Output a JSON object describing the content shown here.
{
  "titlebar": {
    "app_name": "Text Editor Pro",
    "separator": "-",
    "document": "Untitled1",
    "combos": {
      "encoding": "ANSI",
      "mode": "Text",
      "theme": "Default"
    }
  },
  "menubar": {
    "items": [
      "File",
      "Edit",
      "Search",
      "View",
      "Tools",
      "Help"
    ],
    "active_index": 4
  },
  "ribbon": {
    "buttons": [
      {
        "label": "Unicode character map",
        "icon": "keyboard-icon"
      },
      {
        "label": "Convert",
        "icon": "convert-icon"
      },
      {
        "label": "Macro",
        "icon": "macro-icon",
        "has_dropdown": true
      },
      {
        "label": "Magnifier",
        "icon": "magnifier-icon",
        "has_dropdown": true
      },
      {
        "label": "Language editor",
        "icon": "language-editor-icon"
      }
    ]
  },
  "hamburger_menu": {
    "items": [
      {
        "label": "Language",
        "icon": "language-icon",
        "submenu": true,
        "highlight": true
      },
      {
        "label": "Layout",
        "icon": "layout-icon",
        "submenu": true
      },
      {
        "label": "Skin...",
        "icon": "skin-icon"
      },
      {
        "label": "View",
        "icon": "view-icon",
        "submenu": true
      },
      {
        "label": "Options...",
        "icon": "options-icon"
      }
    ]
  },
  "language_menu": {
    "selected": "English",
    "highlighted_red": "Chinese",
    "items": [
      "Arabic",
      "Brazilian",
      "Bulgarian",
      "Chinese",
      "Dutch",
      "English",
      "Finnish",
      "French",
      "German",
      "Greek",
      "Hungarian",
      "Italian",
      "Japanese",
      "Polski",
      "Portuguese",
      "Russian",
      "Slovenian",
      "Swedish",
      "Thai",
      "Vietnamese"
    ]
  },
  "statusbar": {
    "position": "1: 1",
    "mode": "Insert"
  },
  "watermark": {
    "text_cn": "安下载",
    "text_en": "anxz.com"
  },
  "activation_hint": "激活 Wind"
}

------------------------------------------------------------------------

Say how many lines contain the string "label", giving nothing but the count.

◆ Solution for this problem ◆
10